Directions for this task -> In the data, restate the stretch from the line containing "capacitor C1 xyxy=(268,61,283,129)" through the line containing "svg-text:C1: C1 xyxy=(280,87,287,94)", changing "node junction" to "junction point" and leaving everything else unchanged.

====== Information given ======

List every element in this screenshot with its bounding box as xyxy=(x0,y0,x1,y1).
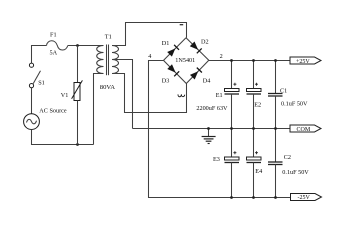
capacitor C1 xyxy=(268,61,283,129)
node junction E2 top xyxy=(252,59,255,62)
svg-text:1N5401: 1N5401 xyxy=(175,57,195,64)
pin label 1 (rotated) xyxy=(180,24,184,25)
svg-text:2200uF 63V: 2200uF 63V xyxy=(196,105,228,112)
transformer T1 secondary coil xyxy=(112,46,119,74)
pin label 3 (rotated) xyxy=(178,94,185,96)
transformer core xyxy=(107,45,109,76)
node junction E4 COM xyxy=(252,127,255,130)
wire top-left corner to fuse xyxy=(32,46,47,64)
wire secondary bottom to bridge node 3 xyxy=(112,74,187,113)
wire bridge node 4 to negative rail xyxy=(149,61,291,198)
capacitor E2 xyxy=(247,61,262,129)
node junction E3 bottom xyxy=(230,196,233,199)
net flag COM xyxy=(290,125,321,133)
svg-text:-25V: -25V xyxy=(298,195,311,201)
diode D3 xyxy=(167,64,179,76)
svg-text:E2: E2 xyxy=(254,102,261,109)
node junction C2 COM xyxy=(274,127,277,130)
svg-text:C2: C2 xyxy=(284,154,291,161)
varistor V1 xyxy=(72,46,83,145)
capacitor E1 xyxy=(225,61,240,129)
capacitor E3 xyxy=(225,129,240,198)
wire fuse to transformer primary xyxy=(68,45,104,47)
wire center tap to COM rail xyxy=(112,60,133,129)
diode D4 xyxy=(190,68,202,80)
wire switch to AC source xyxy=(31,88,33,114)
COM rail xyxy=(133,128,291,130)
fuse F1 xyxy=(47,41,68,50)
capacitor C2 xyxy=(268,129,283,198)
wire primary bottom xyxy=(94,74,104,145)
svg-text:D1: D1 xyxy=(162,40,170,47)
svg-text:COM: COM xyxy=(297,127,311,133)
node junction E3 COM xyxy=(230,127,233,130)
svg-text:F1: F1 xyxy=(50,31,57,38)
capacitor E4 xyxy=(247,129,262,198)
transformer T1 primary coil xyxy=(97,46,104,74)
svg-text:C1: C1 xyxy=(280,87,287,94)
svg-text:D4: D4 xyxy=(203,77,211,84)
wire bridge node 2 to positive rail xyxy=(209,60,290,62)
node junction C1 top xyxy=(274,59,277,62)
svg-text:+25V: +25V xyxy=(296,59,310,65)
svg-text:2: 2 xyxy=(220,53,223,60)
diode D1 xyxy=(167,45,179,57)
svg-text:S1: S1 xyxy=(38,80,45,87)
node junction C2 bottom xyxy=(274,196,277,199)
ground xyxy=(202,129,216,144)
node junction V1 bottom xyxy=(76,143,79,146)
svg-text:T1: T1 xyxy=(105,34,112,41)
AC source xyxy=(24,114,40,130)
diode D2 xyxy=(190,42,202,54)
net flag +25V xyxy=(290,57,321,65)
svg-text:E4: E4 xyxy=(255,168,262,175)
wire secondary top to bridge node 1 xyxy=(112,23,187,46)
wire AC source to bottom rail xyxy=(32,130,94,145)
svg-text:0.1uF 50V: 0.1uF 50V xyxy=(282,169,309,176)
bridge diamond edges xyxy=(164,38,209,84)
svg-text:D3: D3 xyxy=(162,77,170,84)
svg-text:E3: E3 xyxy=(213,156,220,163)
svg-text:E1: E1 xyxy=(216,92,223,99)
svg-text:4: 4 xyxy=(148,53,151,60)
svg-text:80VA: 80VA xyxy=(100,84,116,91)
net flag -25V xyxy=(291,194,322,201)
svg-text:0.1uF 50V: 0.1uF 50V xyxy=(281,101,308,108)
node junction ground on COM xyxy=(207,127,210,130)
node junction E4 bottom xyxy=(252,196,255,199)
svg-text:D2: D2 xyxy=(201,38,209,45)
node junction fuse/V1 xyxy=(76,44,79,47)
node junction E1 top xyxy=(230,59,233,62)
switch S1 xyxy=(29,63,40,88)
svg-text:V1: V1 xyxy=(61,92,69,99)
svg-text:5A: 5A xyxy=(50,49,58,56)
svg-text:AC Source: AC Source xyxy=(39,108,67,115)
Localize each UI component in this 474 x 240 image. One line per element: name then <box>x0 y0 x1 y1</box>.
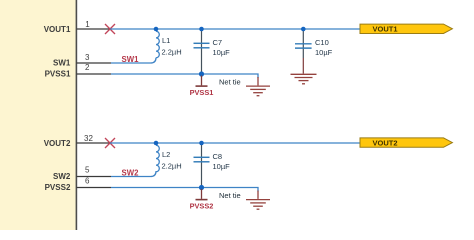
power symbol PVSS1 <box>196 76 208 87</box>
node L2/VOUT2 junction <box>154 141 159 146</box>
svg-text:L2: L2 <box>162 150 170 159</box>
svg-text:10µF: 10µF <box>213 48 231 57</box>
pin stub PVSS1 pin 2 <box>77 73 112 75</box>
wire VOUT1 net <box>110 28 360 30</box>
svg-text:2.2µH: 2.2µH <box>162 47 182 56</box>
pin name SW2 <box>53 172 71 181</box>
pin number 5 <box>85 166 90 175</box>
svg-text:3: 3 <box>85 53 90 62</box>
svg-text:VOUT2: VOUT2 <box>373 138 398 147</box>
ground (net tie, bottom) <box>246 191 270 210</box>
svg-text:VOUT1: VOUT1 <box>373 25 398 34</box>
svg-text:C10: C10 <box>315 38 329 47</box>
node C7/PVSS1 junction <box>199 71 204 76</box>
Net tie label (top) <box>219 77 241 86</box>
svg-text:VOUT1: VOUT1 <box>44 25 71 34</box>
svg-text:1: 1 <box>85 20 90 29</box>
inductor L2 <box>156 145 159 172</box>
node C10/VOUT1 junction <box>301 27 306 32</box>
pin name PVSS2 <box>45 183 71 192</box>
svg-text:VOUT2: VOUT2 <box>44 139 71 148</box>
capacitor C7 <box>194 29 210 74</box>
svg-text:10µF: 10µF <box>315 48 333 57</box>
inductor L1 <box>156 31 159 58</box>
svg-text:SW1: SW1 <box>53 58 71 67</box>
pin name SW1 <box>53 58 71 67</box>
svg-text:C7: C7 <box>213 38 223 47</box>
svg-text:2.2µH: 2.2µH <box>162 161 182 170</box>
C8 label <box>213 152 223 161</box>
capacitor C8 <box>194 143 210 188</box>
wire PVSS1 net <box>111 74 258 78</box>
SW1 net label <box>122 55 140 64</box>
L1 label <box>162 36 170 45</box>
svg-text:6: 6 <box>85 177 90 186</box>
wire VOUT2 net <box>110 142 360 144</box>
svg-text:PVSS2: PVSS2 <box>190 202 214 211</box>
pin name PVSS1 <box>45 69 71 78</box>
pin name VOUT1 <box>44 25 71 34</box>
pin number 2 <box>85 63 90 72</box>
svg-text:SW2: SW2 <box>53 172 71 181</box>
no-connect X on pin 32 <box>105 138 115 148</box>
C7 value 10uF <box>213 48 231 57</box>
svg-text:Net tie: Net tie <box>219 191 241 200</box>
node C7/VOUT1 junction <box>199 27 204 32</box>
ground (C10) <box>291 74 317 84</box>
pin number 1 <box>85 20 90 29</box>
svg-text:C8: C8 <box>213 152 223 161</box>
IC box <box>0 0 76 240</box>
pin stub SW2 pin 5 <box>77 176 112 178</box>
svg-text:10µF: 10µF <box>213 162 231 171</box>
SW2 net label <box>122 169 140 178</box>
node C8/PVSS2 junction <box>199 185 204 190</box>
svg-text:SW1: SW1 <box>122 55 140 64</box>
svg-text:5: 5 <box>85 166 90 175</box>
pin stub VOUT2 pin 32 <box>77 142 111 144</box>
power symbol PVSS2 <box>196 189 208 200</box>
PVSS2 net label <box>190 202 214 211</box>
net flag VOUT2 <box>360 138 452 148</box>
svg-text:PVSS2: PVSS2 <box>45 183 71 192</box>
L2 value 2.2uH <box>162 161 182 170</box>
C8 value 10uF <box>213 162 231 171</box>
svg-text:32: 32 <box>84 134 93 143</box>
node L1/VOUT1 junction <box>154 27 159 32</box>
wire SW1 net <box>111 58 156 63</box>
wire PVSS2 net <box>111 188 258 192</box>
L2 label <box>162 150 170 159</box>
pin name VOUT2 <box>44 139 71 148</box>
ground (net tie, top) <box>246 77 270 96</box>
C10 value 10uF <box>315 48 333 57</box>
svg-text:SW2: SW2 <box>122 169 140 178</box>
pin stub SW1 pin 3 <box>77 62 112 64</box>
capacitor C10 <box>295 29 312 74</box>
svg-text:2: 2 <box>85 63 90 72</box>
svg-text:L1: L1 <box>162 36 170 45</box>
pin stub VOUT1 pin 1 <box>77 28 111 30</box>
pin number 6 <box>85 177 90 186</box>
pin number 3 <box>85 53 90 62</box>
svg-text:Net tie: Net tie <box>219 77 241 86</box>
svg-text:PVSS1: PVSS1 <box>45 69 71 78</box>
net flag VOUT1 <box>360 24 452 33</box>
wire SW2 net <box>111 171 156 176</box>
Net tie label (bottom) <box>219 191 241 200</box>
node C8/VOUT2 junction <box>199 141 204 146</box>
no-connect X on pin 1 <box>105 24 115 34</box>
C10 label <box>315 38 329 47</box>
PVSS1 net label <box>190 88 214 97</box>
C7 label <box>213 38 223 47</box>
svg-text:PVSS1: PVSS1 <box>190 88 214 97</box>
L1 value 2.2uH <box>162 47 182 56</box>
pin number 32 <box>84 134 93 143</box>
pin stub PVSS2 pin 6 <box>77 187 112 189</box>
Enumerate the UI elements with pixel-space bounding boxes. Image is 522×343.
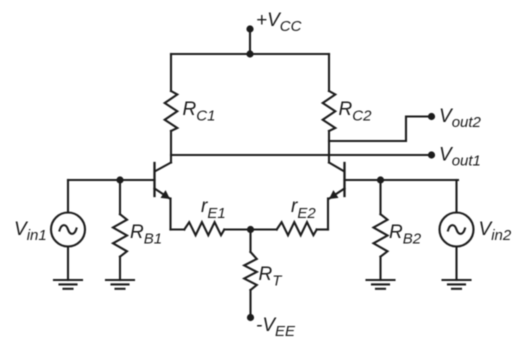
wire top bus [171,53,329,55]
wire RB1 bottom [119,257,121,280]
wire Vin1 top [67,180,69,213]
transistor Q1 [155,163,172,200]
node base RB1 junction [116,176,123,183]
svg-text:rE1: rE1 [201,196,226,222]
label rE2 [291,196,316,222]
node center emitter junction [247,226,254,233]
label RT [259,264,284,290]
transistor Q2 [329,163,345,200]
ground RB1 [106,280,134,289]
node Vout1 dot [428,151,435,158]
label RB2 [389,222,422,248]
label Vin1 [14,219,47,244]
node Vout2 dot [428,113,435,120]
wire Vout2 tap [329,117,428,142]
resistor RT [244,252,257,290]
resistor RC1 [165,91,178,131]
resistor rE2 [277,222,317,235]
label RC1 [183,99,216,125]
wire RC2 bottom to Q2 collector [328,131,330,163]
wire Q2 base lead [345,179,459,181]
wire left branch down to RC1 [170,54,172,91]
label RC2 [339,99,373,125]
svg-text:RC1: RC1 [183,99,216,125]
resistor RB2 [374,214,388,257]
node base RB2 junction [377,176,384,183]
label -VEE [256,315,296,340]
node +VCC terminal dot [246,25,253,32]
label rE1 [201,196,226,222]
wire Vout1 collector bus [171,154,428,156]
wire RC1 bottom to Q1 collector [170,131,172,163]
wire Q1 emitter down [169,199,171,230]
wire Vin2 bottom [455,247,457,281]
label Vin2 [479,219,512,244]
wire emitter to rE1 [171,228,185,230]
wire Q2 emitter down [327,199,329,230]
node junction on top bus [246,50,253,57]
wire rE2 to Q2 emitter [317,228,328,230]
source Vin1 [51,213,85,247]
resistor rE1 [184,222,224,235]
svg-text:RB1: RB1 [130,222,162,248]
wire R_T bottom to -VEE [249,290,251,318]
svg-text:rE2: rE2 [291,196,316,222]
node -VEE terminal dot [247,314,254,321]
wire Q1 base lead [68,179,155,181]
svg-text:Vout1: Vout1 [439,145,481,170]
ground RB2 [367,280,395,289]
ground Vin2 [443,280,471,289]
wire Vin2 top [455,180,457,213]
wire RB2 bottom [379,257,381,280]
wire RB2 top [379,180,381,214]
svg-text:Vin1: Vin1 [14,219,47,244]
svg-text:RB2: RB2 [389,222,422,248]
svg-text:Vout2: Vout2 [439,106,482,131]
wire right branch down to RC2 [328,54,330,91]
label Vout1 [439,145,481,170]
svg-text:RC2: RC2 [339,99,373,125]
svg-text:-VEE: -VEE [256,315,296,340]
wire RB1 top [119,180,121,214]
svg-text:+VCC: +VCC [256,10,302,35]
wire R_T top [249,230,251,253]
label +VCC [256,10,302,35]
wire VCC stub [249,29,251,54]
ground Vin1 [54,280,82,289]
svg-text:Vin2: Vin2 [479,219,512,244]
svg-text:RT: RT [259,264,284,290]
resistor RC2 [323,91,336,131]
resistor RB1 [113,214,127,257]
label Vout2 [439,106,482,131]
source Vin2 [440,213,474,247]
wire rE1 to center node [224,228,250,230]
label RB1 [130,222,162,248]
wire center node to rE2 [251,228,277,230]
wire Vin1 bottom [67,247,69,281]
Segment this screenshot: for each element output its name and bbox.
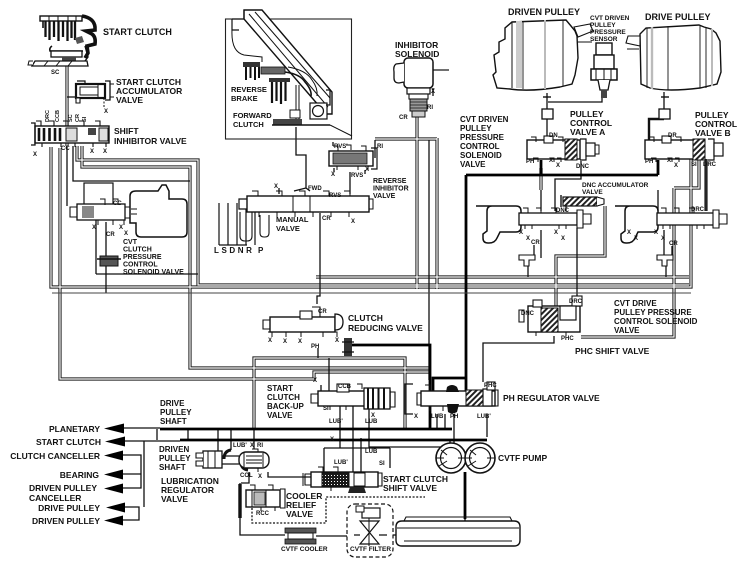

======

Result ->
capacitor C1 xyxy=(268,61,283,129)
junction point E2 top xyxy=(252,59,255,62)
svg-text:1N5401: 1N5401 xyxy=(175,57,195,64)
pin label 1 (rotated) xyxy=(180,24,184,25)
svg-text:2200uF 63V: 2200uF 63V xyxy=(196,105,228,112)
transformer T1 secondary coil xyxy=(112,46,119,74)
pin label 3 (rotated) xyxy=(178,94,185,96)
transformer core xyxy=(107,45,109,76)
junction point E4 COM xyxy=(252,127,255,130)
wire top-left corner to fuse xyxy=(32,46,47,64)
wire secondary bottom to bridge node 3 xyxy=(112,74,187,113)
wire bridge node 4 to negative rail xyxy=(149,61,291,198)
capacitor E2 xyxy=(247,61,262,129)
junction point E3 bottom xyxy=(230,196,233,199)
net flag COM xyxy=(290,125,321,133)
svg-text:-25V: -25V xyxy=(298,195,311,201)
diode D3 xyxy=(167,64,179,76)
svg-text:E2: E2 xyxy=(254,102,261,109)
junction point C2 COM xyxy=(274,127,277,130)
svg-text:C2: C2 xyxy=(284,154,291,161)
varistor V1 xyxy=(72,46,83,145)
capacitor E1 xyxy=(225,61,240,129)
capacitor E3 xyxy=(225,129,240,198)
wire fuse to transformer primary xyxy=(68,45,104,47)
wire center tap to COM rail xyxy=(112,60,133,129)
diode D4 xyxy=(190,68,202,80)
wire switch to AC source xyxy=(31,88,33,114)
COM rail xyxy=(133,128,291,130)
fuse F1 xyxy=(47,41,68,50)
capacitor C2 xyxy=(268,129,283,198)
wire primary bottom xyxy=(94,74,104,145)
svg-text:D1: D1 xyxy=(162,40,170,47)
svg-text:COM: COM xyxy=(297,127,311,133)
junction point E3 COM xyxy=(230,127,233,130)
svg-text:F1: F1 xyxy=(50,31,57,38)
capacitor E4 xyxy=(247,129,262,198)
transformer T1 primary coil xyxy=(97,46,104,74)
svg-text:C1: C1 xyxy=(280,87,287,94)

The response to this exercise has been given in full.